§ **TASK REQUIREMENTS**: Note each line of the listing that contains the string "payable", and copy it.

§ **MATERIAL FOR THIS EXERCISE**:
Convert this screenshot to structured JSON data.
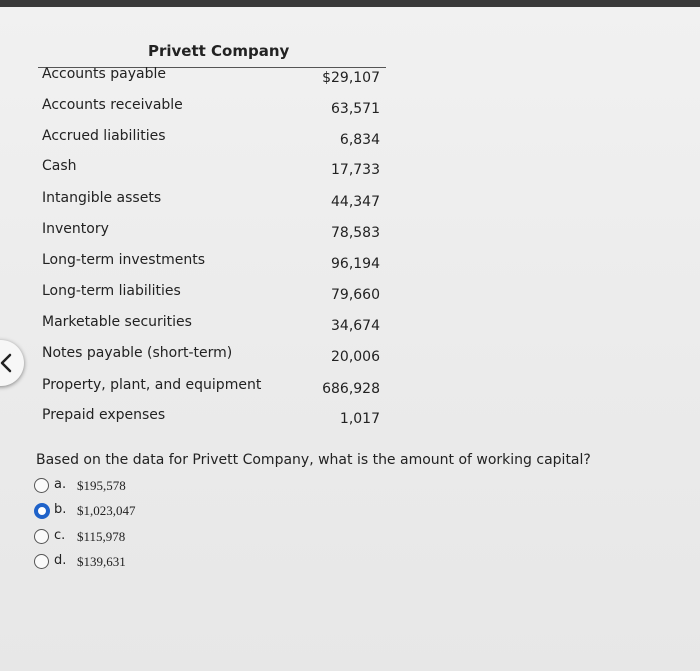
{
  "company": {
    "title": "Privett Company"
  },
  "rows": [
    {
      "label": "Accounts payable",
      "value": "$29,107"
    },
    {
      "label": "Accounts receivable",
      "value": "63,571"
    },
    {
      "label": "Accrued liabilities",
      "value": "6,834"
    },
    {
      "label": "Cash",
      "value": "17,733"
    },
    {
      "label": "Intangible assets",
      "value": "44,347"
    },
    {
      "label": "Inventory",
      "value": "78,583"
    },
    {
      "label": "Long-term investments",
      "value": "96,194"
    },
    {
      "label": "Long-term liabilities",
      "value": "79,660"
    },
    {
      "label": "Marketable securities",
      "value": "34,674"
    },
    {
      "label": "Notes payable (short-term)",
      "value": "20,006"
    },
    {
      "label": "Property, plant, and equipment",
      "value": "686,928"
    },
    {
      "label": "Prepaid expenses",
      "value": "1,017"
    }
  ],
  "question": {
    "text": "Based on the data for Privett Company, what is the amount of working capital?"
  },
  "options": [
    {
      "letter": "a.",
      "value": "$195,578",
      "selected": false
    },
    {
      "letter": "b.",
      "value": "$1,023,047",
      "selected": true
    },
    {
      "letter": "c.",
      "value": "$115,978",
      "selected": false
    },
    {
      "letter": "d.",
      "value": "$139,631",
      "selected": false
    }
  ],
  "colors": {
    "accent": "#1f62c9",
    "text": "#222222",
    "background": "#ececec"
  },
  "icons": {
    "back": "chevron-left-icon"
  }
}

§ **RESULT**:
      "label": "Accounts payable",
      "label": "Notes payable (short-term)",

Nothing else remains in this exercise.